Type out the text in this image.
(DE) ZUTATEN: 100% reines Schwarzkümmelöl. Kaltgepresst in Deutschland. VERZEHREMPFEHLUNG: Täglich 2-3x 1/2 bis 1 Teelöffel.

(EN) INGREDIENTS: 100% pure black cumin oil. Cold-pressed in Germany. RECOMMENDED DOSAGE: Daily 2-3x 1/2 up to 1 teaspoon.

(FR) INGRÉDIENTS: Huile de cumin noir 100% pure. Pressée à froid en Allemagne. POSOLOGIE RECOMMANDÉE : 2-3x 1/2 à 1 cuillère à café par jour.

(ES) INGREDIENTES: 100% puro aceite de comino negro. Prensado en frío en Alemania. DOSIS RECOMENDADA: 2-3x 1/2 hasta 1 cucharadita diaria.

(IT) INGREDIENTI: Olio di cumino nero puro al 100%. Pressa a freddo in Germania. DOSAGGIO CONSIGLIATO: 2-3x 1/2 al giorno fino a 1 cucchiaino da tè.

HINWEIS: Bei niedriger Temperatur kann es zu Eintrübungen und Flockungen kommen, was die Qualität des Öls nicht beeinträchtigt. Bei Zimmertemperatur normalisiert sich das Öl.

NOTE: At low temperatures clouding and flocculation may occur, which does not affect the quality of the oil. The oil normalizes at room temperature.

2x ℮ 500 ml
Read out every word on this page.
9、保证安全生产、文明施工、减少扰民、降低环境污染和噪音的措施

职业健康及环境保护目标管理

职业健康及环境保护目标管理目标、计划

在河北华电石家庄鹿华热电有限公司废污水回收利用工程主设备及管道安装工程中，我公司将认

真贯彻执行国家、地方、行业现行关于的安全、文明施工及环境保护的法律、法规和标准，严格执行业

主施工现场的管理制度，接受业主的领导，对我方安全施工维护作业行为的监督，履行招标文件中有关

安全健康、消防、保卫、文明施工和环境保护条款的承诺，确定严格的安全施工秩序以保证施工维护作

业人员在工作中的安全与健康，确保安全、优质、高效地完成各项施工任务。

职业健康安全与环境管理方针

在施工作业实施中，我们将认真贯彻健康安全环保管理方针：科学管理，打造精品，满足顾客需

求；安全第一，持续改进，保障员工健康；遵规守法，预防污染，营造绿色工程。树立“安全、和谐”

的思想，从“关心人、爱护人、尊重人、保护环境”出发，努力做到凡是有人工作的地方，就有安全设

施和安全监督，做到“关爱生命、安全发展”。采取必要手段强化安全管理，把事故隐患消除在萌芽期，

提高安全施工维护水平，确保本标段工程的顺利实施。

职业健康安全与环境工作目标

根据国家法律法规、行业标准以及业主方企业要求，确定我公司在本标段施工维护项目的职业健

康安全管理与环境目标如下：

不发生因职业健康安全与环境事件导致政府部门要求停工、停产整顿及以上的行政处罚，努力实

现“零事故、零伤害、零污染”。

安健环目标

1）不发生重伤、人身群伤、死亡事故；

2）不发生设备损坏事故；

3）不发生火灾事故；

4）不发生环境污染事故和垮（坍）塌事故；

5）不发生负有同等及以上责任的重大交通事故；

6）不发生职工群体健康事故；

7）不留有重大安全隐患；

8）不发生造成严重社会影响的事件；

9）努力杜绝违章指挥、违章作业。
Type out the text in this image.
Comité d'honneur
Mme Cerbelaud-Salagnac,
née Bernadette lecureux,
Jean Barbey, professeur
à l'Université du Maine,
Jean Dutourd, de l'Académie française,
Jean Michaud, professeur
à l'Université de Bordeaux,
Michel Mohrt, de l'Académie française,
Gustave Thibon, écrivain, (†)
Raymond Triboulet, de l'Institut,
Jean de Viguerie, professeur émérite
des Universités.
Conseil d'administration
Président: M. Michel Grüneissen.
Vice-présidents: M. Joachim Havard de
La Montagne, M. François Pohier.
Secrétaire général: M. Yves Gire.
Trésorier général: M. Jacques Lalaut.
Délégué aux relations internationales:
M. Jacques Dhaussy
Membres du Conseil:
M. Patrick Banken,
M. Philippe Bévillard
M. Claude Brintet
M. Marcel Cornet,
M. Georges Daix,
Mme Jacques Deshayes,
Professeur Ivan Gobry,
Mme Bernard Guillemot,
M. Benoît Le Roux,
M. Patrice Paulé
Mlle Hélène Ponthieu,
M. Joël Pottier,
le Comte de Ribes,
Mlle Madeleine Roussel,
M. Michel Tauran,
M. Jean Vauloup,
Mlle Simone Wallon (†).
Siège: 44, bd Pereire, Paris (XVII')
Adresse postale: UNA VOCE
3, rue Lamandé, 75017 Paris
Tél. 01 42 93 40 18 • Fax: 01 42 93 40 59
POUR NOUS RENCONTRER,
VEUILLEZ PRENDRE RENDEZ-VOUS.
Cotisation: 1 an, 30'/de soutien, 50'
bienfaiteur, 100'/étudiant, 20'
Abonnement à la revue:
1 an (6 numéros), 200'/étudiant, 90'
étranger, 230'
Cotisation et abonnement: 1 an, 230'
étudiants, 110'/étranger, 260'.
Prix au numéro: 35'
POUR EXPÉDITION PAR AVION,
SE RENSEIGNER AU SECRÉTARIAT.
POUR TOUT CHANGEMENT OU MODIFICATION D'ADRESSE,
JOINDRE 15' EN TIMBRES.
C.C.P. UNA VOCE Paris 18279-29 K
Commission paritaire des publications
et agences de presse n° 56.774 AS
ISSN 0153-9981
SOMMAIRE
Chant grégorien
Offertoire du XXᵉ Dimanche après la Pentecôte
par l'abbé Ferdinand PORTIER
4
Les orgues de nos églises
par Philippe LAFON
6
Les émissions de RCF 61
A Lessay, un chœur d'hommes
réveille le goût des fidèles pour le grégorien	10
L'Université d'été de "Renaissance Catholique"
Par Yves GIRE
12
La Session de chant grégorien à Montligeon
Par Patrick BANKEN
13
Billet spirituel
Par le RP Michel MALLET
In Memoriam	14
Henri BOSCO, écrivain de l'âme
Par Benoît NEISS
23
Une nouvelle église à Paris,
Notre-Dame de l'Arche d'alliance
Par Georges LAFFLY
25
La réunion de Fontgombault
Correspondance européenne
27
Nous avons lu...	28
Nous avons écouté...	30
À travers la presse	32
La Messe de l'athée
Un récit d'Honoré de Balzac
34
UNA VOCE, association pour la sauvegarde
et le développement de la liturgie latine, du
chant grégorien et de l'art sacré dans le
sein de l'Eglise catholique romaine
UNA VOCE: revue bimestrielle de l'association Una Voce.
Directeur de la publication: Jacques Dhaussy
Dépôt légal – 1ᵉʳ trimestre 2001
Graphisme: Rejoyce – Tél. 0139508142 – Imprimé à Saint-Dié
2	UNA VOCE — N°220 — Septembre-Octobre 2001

→ Stated exercise
Return every line containing "association".

→ Finished task
UNA VOCE, association pour la sauvegarde
UNA VOCE: revue bimestrielle de l'association Una Voce.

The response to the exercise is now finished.